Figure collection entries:
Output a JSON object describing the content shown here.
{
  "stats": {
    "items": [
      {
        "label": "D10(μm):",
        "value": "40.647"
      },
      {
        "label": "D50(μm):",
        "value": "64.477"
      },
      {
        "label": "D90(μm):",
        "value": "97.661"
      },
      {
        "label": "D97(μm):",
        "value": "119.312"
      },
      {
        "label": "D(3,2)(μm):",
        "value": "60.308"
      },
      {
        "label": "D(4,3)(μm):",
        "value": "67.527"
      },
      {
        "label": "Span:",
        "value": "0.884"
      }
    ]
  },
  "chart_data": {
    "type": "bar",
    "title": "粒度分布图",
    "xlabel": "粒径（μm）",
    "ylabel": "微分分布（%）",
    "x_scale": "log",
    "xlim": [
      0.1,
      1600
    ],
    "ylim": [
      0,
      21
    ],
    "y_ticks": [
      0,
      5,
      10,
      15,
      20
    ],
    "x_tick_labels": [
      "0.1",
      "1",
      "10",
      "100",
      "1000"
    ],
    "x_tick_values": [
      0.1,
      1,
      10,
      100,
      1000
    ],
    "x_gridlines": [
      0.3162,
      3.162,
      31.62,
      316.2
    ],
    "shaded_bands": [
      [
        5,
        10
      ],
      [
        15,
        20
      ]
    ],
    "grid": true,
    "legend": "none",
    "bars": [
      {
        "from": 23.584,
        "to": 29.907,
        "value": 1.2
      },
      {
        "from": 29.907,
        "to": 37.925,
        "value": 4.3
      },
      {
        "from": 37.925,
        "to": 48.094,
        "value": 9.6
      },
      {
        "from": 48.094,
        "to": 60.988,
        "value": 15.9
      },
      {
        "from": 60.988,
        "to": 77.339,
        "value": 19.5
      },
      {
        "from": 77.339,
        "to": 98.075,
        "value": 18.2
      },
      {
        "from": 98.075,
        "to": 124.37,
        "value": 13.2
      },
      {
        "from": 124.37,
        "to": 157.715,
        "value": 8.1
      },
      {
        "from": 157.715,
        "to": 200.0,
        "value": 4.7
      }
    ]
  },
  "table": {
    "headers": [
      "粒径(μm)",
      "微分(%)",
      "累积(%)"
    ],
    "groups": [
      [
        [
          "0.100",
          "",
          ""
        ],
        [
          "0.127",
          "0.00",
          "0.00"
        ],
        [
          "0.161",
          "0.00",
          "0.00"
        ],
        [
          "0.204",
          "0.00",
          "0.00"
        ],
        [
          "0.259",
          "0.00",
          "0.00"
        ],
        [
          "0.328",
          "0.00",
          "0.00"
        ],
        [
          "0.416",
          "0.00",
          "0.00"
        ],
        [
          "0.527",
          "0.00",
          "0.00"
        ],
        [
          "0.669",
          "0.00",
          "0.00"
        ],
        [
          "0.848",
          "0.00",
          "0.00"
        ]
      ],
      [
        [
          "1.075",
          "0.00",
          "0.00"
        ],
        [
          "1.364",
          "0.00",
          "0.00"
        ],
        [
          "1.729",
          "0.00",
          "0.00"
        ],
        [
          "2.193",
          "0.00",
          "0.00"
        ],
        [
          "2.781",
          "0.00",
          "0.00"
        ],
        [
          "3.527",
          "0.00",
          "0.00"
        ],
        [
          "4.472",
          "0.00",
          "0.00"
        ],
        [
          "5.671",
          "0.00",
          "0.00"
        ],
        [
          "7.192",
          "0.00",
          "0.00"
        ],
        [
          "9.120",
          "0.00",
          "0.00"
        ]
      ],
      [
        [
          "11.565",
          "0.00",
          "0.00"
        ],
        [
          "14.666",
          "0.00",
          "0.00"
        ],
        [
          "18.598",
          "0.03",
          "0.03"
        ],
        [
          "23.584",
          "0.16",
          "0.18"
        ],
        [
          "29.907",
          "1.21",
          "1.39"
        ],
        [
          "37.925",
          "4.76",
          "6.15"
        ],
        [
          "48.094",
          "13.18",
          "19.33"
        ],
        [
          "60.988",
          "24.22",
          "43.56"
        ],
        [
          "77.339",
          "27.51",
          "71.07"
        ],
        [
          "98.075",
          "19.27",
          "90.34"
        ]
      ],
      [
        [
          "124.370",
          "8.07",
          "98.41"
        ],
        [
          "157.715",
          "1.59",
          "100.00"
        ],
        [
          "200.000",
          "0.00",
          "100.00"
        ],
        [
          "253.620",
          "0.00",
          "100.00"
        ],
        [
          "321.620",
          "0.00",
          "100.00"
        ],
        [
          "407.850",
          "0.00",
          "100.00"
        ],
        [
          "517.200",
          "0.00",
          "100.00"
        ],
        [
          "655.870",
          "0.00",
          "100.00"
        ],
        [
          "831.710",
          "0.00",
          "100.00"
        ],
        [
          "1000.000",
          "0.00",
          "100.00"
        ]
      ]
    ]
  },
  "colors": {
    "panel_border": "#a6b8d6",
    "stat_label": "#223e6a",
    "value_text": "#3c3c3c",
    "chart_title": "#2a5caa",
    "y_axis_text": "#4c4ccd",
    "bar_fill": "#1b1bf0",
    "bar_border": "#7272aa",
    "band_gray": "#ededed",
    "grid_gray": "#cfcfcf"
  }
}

What you have to do: Copy out the full set of records precisely, leaving nothing out.

Response to the task:
Output a JSON object describing the content shown here.
{
  "stats": {
    "items": [
      {
        "label": "D10(μm):",
        "value": "40.647"
      },
      {
        "label": "D50(μm):",
        "value": "64.477"
      },
      {
        "label": "D90(μm):",
        "value": "97.661"
      },
      {
        "label": "D97(μm):",
        "value": "119.312"
      },
      {
        "label": "D(3,2)(μm):",
        "value": "60.308"
      },
      {
        "label": "D(4,3)(μm):",
        "value": "67.527"
      },
      {
        "label": "Span:",
        "value": "0.884"
      }
    ]
  },
  "chart_data": {
    "type": "bar",
    "title": "粒度分布图",
    "xlabel": "粒径（μm）",
    "ylabel": "微分分布（%）",
    "x_scale": "log",
    "xlim": [
      0.1,
      1600
    ],
    "ylim": [
      0,
      21
    ],
    "y_ticks": [
      0,
      5,
      10,
      15,
      20
    ],
    "x_tick_labels": [
      "0.1",
      "1",
      "10",
      "100",
      "1000"
    ],
    "x_tick_values": [
      0.1,
      1,
      10,
      100,
      1000
    ],
    "x_gridlines": [
      0.3162,
      3.162,
      31.62,
      316.2
    ],
    "shaded_bands": [
      [
        5,
        10
      ],
      [
        15,
        20
      ]
    ],
    "grid": true,
    "legend": "none",
    "bars": [
      {
        "from": 23.584,
        "to": 29.907,
        "value": 1.2
      },
      {
        "from": 29.907,
        "to": 37.925,
        "value": 4.3
      },
      {
        "from": 37.925,
        "to": 48.094,
        "value": 9.6
      },
      {
        "from": 48.094,
        "to": 60.988,
        "value": 15.9
      },
      {
        "from": 60.988,
        "to": 77.339,
        "value": 19.5
      },
      {
        "from": 77.339,
        "to": 98.075,
        "value": 18.2
      },
      {
        "from": 98.075,
        "to": 124.37,
        "value": 13.2
      },
      {
        "from": 124.37,
        "to": 157.715,
        "value": 8.1
      },
      {
        "from": 157.715,
        "to": 200.0,
        "value": 4.7
      }
    ]
  },
  "table": {
    "headers": [
      "粒径(μm)",
      "微分(%)",
      "累积(%)"
    ],
    "groups": [
      [
        [
          "0.100",
          "",
          ""
        ],
        [
          "0.127",
          "0.00",
          "0.00"
        ],
        [
          "0.161",
          "0.00",
          "0.00"
        ],
        [
          "0.204",
          "0.00",
          "0.00"
        ],
        [
          "0.259",
          "0.00",
          "0.00"
        ],
        [
          "0.328",
          "0.00",
          "0.00"
        ],
        [
          "0.416",
          "0.00",
          "0.00"
        ],
        [
          "0.527",
          "0.00",
          "0.00"
        ],
        [
          "0.669",
          "0.00",
          "0.00"
        ],
        [
          "0.848",
          "0.00",
          "0.00"
        ]
      ],
      [
        [
          "1.075",
          "0.00",
          "0.00"
        ],
        [
          "1.364",
          "0.00",
          "0.00"
        ],
        [
          "1.729",
          "0.00",
          "0.00"
        ],
        [
          "2.193",
          "0.00",
          "0.00"
        ],
        [
          "2.781",
          "0.00",
          "0.00"
        ],
        [
          "3.527",
          "0.00",
          "0.00"
        ],
        [
          "4.472",
          "0.00",
          "0.00"
        ],
        [
          "5.671",
          "0.00",
          "0.00"
        ],
        [
          "7.192",
          "0.00",
          "0.00"
        ],
        [
          "9.120",
          "0.00",
          "0.00"
        ]
      ],
      [
        [
          "11.565",
          "0.00",
          "0.00"
        ],
        [
          "14.666",
          "0.00",
          "0.00"
        ],
        [
          "18.598",
          "0.03",
          "0.03"
        ],
        [
          "23.584",
          "0.16",
          "0.18"
        ],
        [
          "29.907",
          "1.21",
          "1.39"
        ],
        [
          "37.925",
          "4.76",
          "6.15"
        ],
        [
          "48.094",
          "13.18",
          "19.33"
        ],
        [
          "60.988",
          "24.22",
          "43.56"
        ],
        [
          "77.339",
          "27.51",
          "71.07"
        ],
        [
          "98.075",
          "19.27",
          "90.34"
        ]
      ],
      [
        [
          "124.370",
          "8.07",
          "98.41"
        ],
        [
          "157.715",
          "1.59",
          "100.00"
        ],
        [
          "200.000",
          "0.00",
          "100.00"
        ],
        [
          "253.620",
          "0.00",
          "100.00"
        ],
        [
          "321.620",
          "0.00",
          "100.00"
        ],
        [
          "407.850",
          "0.00",
          "100.00"
        ],
        [
          "517.200",
          "0.00",
          "100.00"
        ],
        [
          "655.870",
          "0.00",
          "100.00"
        ],
        [
          "831.710",
          "0.00",
          "100.00"
        ],
        [
          "1000.000",
          "0.00",
          "100.00"
        ]
      ]
    ]
  },
  "colors": {
    "panel_border": "#a6b8d6",
    "stat_label": "#223e6a",
    "value_text": "#3c3c3c",
    "chart_title": "#2a5caa",
    "y_axis_text": "#4c4ccd",
    "bar_fill": "#1b1bf0",
    "bar_border": "#7272aa",
    "band_gray": "#ededed",
    "grid_gray": "#cfcfcf"
  }
}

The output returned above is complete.